Note each line of the listing that contains the string "Principal", and copy it.

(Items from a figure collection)
------------------------------------------------------------
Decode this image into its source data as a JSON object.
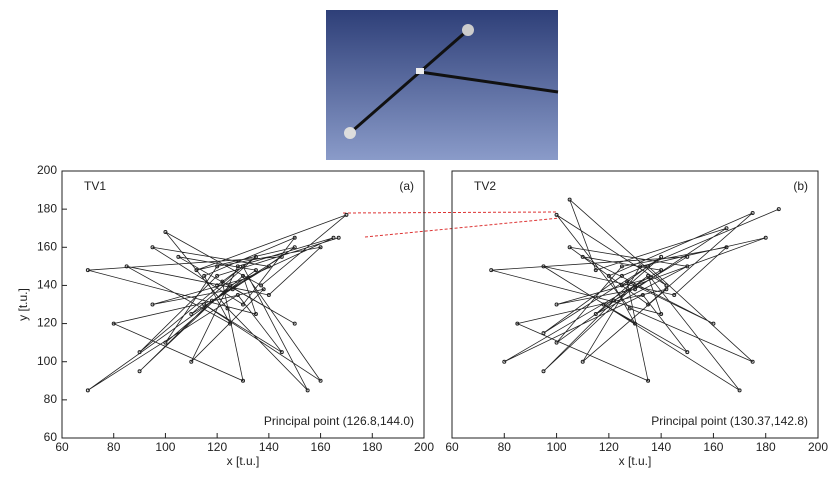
{
  "chart_data": [
    {
      "type": "line",
      "title": "TV1",
      "panel_label": "(a)",
      "annotation": "Principal point (126.8,144.0)",
      "xlabel": "x [t.u.]",
      "ylabel": "y [t.u.]",
      "color": "#222222",
      "xlim": [
        60,
        200
      ],
      "ylim": [
        60,
        200
      ],
      "xticks": [
        60,
        80,
        100,
        120,
        140,
        160,
        180,
        200
      ],
      "yticks": [
        60,
        80,
        100,
        120,
        140,
        160,
        180,
        200
      ],
      "x": [
        120,
        135,
        110,
        140,
        95,
        130,
        150,
        115,
        125,
        85,
        140,
        160,
        120,
        100,
        130,
        135,
        70,
        145,
        118,
        90,
        125,
        165,
        128,
        110,
        138,
        80,
        130,
        122,
        150,
        105,
        135,
        70,
        128,
        145,
        115,
        160,
        132,
        95,
        126,
        150,
        112,
        170,
        137,
        100,
        124,
        155,
        130,
        90,
        120,
        167
      ],
      "values": [
        140,
        155,
        125,
        150,
        160,
        130,
        165,
        145,
        120,
        150,
        135,
        160,
        150,
        110,
        145,
        125,
        148,
        155,
        132,
        95,
        140,
        165,
        150,
        100,
        138,
        120,
        90,
        142,
        120,
        155,
        148,
        85,
        135,
        105,
        130,
        90,
        144,
        130,
        138,
        160,
        148,
        177,
        140,
        168,
        128,
        85,
        150,
        105,
        145,
        165
      ]
    },
    {
      "type": "line",
      "title": "TV2",
      "panel_label": "(b)",
      "annotation": "Principal point (130.37,142.8)",
      "xlabel": "x [t.u.]",
      "color": "#222222",
      "xlim": [
        60,
        200
      ],
      "ylim": [
        60,
        200
      ],
      "xticks": [
        60,
        80,
        100,
        120,
        140,
        160,
        180,
        200
      ],
      "x": [
        125,
        140,
        115,
        150,
        105,
        135,
        175,
        120,
        130,
        95,
        145,
        165,
        125,
        100,
        135,
        140,
        75,
        150,
        122,
        95,
        130,
        180,
        132,
        110,
        142,
        85,
        135,
        127,
        160,
        110,
        140,
        80,
        133,
        150,
        118,
        170,
        136,
        100,
        130,
        165,
        115,
        105,
        142,
        100,
        128,
        175,
        135,
        95,
        125,
        185
      ],
      "values": [
        140,
        155,
        125,
        150,
        160,
        130,
        178,
        145,
        120,
        150,
        135,
        160,
        150,
        110,
        145,
        125,
        148,
        155,
        132,
        95,
        140,
        165,
        150,
        100,
        138,
        120,
        90,
        142,
        120,
        155,
        148,
        100,
        135,
        105,
        130,
        85,
        144,
        130,
        138,
        170,
        148,
        185,
        140,
        177,
        128,
        100,
        150,
        115,
        145,
        180
      ]
    }
  ]
}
------------------------------------------------------------
**ANSWER IN FULL**
      "annotation": "Principal point (126.8,144.0)",
      "annotation": "Principal point (130.37,142.8)",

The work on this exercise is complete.